GIVEN INFORMATION:
* * * * * * *

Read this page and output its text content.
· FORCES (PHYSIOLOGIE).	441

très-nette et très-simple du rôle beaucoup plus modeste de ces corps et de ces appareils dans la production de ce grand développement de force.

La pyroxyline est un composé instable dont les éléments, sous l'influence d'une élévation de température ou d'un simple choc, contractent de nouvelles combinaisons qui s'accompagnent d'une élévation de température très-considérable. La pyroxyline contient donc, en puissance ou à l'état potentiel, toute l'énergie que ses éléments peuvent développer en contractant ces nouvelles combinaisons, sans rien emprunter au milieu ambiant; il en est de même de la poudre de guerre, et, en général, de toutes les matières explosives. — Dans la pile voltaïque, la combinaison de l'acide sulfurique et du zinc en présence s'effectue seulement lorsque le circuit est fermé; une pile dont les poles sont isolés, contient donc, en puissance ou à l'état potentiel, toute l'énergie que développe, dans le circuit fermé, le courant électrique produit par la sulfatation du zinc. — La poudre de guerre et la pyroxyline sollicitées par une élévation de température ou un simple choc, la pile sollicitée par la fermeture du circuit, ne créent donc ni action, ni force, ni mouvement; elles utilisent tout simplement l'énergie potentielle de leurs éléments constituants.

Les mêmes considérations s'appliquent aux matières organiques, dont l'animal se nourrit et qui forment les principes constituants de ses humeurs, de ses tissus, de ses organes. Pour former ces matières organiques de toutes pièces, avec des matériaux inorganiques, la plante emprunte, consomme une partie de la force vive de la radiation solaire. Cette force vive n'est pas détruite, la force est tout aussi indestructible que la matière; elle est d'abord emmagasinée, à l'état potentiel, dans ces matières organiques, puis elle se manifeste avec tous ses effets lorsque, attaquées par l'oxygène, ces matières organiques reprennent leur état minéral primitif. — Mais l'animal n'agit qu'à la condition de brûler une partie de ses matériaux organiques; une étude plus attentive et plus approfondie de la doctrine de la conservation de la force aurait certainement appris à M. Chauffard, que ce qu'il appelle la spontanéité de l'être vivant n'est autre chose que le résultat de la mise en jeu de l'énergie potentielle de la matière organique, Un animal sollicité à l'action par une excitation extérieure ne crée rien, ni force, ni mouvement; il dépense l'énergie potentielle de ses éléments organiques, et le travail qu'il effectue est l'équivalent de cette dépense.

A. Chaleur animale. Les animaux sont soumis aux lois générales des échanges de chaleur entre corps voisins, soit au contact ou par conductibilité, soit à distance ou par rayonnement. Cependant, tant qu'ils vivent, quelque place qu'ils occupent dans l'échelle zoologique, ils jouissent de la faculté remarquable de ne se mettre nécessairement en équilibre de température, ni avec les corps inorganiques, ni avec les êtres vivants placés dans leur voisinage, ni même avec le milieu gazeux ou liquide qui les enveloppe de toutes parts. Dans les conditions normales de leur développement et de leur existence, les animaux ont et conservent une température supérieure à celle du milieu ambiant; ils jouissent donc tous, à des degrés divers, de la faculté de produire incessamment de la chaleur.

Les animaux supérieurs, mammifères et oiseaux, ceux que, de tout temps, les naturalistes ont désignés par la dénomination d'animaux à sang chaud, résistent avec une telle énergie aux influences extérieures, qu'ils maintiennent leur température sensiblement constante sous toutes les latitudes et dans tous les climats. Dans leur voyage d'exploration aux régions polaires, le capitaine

* * * * * * *

PROBLEM STATEMENT:
Please output the entries above, every line exactly as it reads.

CORRECT OUTPUT:
Read this page and output its text content.
· FORCES (PHYSIOLOGIE).	441

très-nette et très-simple du rôle beaucoup plus modeste de ces corps et de ces appareils dans la production de ce grand développement de force.

La pyroxyline est un composé instable dont les éléments, sous l'influence d'une élévation de température ou d'un simple choc, contractent de nouvelles combinaisons qui s'accompagnent d'une élévation de température très-considérable. La pyroxyline contient donc, en puissance ou à l'état potentiel, toute l'énergie que ses éléments peuvent développer en contractant ces nouvelles combinaisons, sans rien emprunter au milieu ambiant; il en est de même de la poudre de guerre, et, en général, de toutes les matières explosives. — Dans la pile voltaïque, la combinaison de l'acide sulfurique et du zinc en présence s'effectue seulement lorsque le circuit est fermé; une pile dont les poles sont isolés, contient donc, en puissance ou à l'état potentiel, toute l'énergie que développe, dans le circuit fermé, le courant électrique produit par la sulfatation du zinc. — La poudre de guerre et la pyroxyline sollicitées par une élévation de température ou un simple choc, la pile sollicitée par la fermeture du circuit, ne créent donc ni action, ni force, ni mouvement; elles utilisent tout simplement l'énergie potentielle de leurs éléments constituants.

Les mêmes considérations s'appliquent aux matières organiques, dont l'animal se nourrit et qui forment les principes constituants de ses humeurs, de ses tissus, de ses organes. Pour former ces matières organiques de toutes pièces, avec des matériaux inorganiques, la plante emprunte, consomme une partie de la force vive de la radiation solaire. Cette force vive n'est pas détruite, la force est tout aussi indestructible que la matière; elle est d'abord emmagasinée, à l'état potentiel, dans ces matières organiques, puis elle se manifeste avec tous ses effets lorsque, attaquées par l'oxygène, ces matières organiques reprennent leur état minéral primitif. — Mais l'animal n'agit qu'à la condition de brûler une partie de ses matériaux organiques; une étude plus attentive et plus approfondie de la doctrine de la conservation de la force aurait certainement appris à M. Chauffard, que ce qu'il appelle la spontanéité de l'être vivant n'est autre chose que le résultat de la mise en jeu de l'énergie potentielle de la matière organique, Un animal sollicité à l'action par une excitation extérieure ne crée rien, ni force, ni mouvement; il dépense l'énergie potentielle de ses éléments organiques, et le travail qu'il effectue est l'équivalent de cette dépense.

A. Chaleur animale. Les animaux sont soumis aux lois générales des échanges de chaleur entre corps voisins, soit au contact ou par conductibilité, soit à distance ou par rayonnement. Cependant, tant qu'ils vivent, quelque place qu'ils occupent dans l'échelle zoologique, ils jouissent de la faculté remarquable de ne se mettre nécessairement en équilibre de température, ni avec les corps inorganiques, ni avec les êtres vivants placés dans leur voisinage, ni même avec le milieu gazeux ou liquide qui les enveloppe de toutes parts. Dans les conditions normales de leur développement et de leur existence, les animaux ont et conservent une température supérieure à celle du milieu ambiant; ils jouissent donc tous, à des degrés divers, de la faculté de produire incessamment de la chaleur.

Les animaux supérieurs, mammifères et oiseaux, ceux que, de tout temps, les naturalistes ont désignés par la dénomination d'animaux à sang chaud, résistent avec une telle énergie aux influences extérieures, qu'ils maintiennent leur température sensiblement constante sous toutes les latitudes et dans tous les climats. Dans leur voyage d'exploration aux régions polaires, le capitaine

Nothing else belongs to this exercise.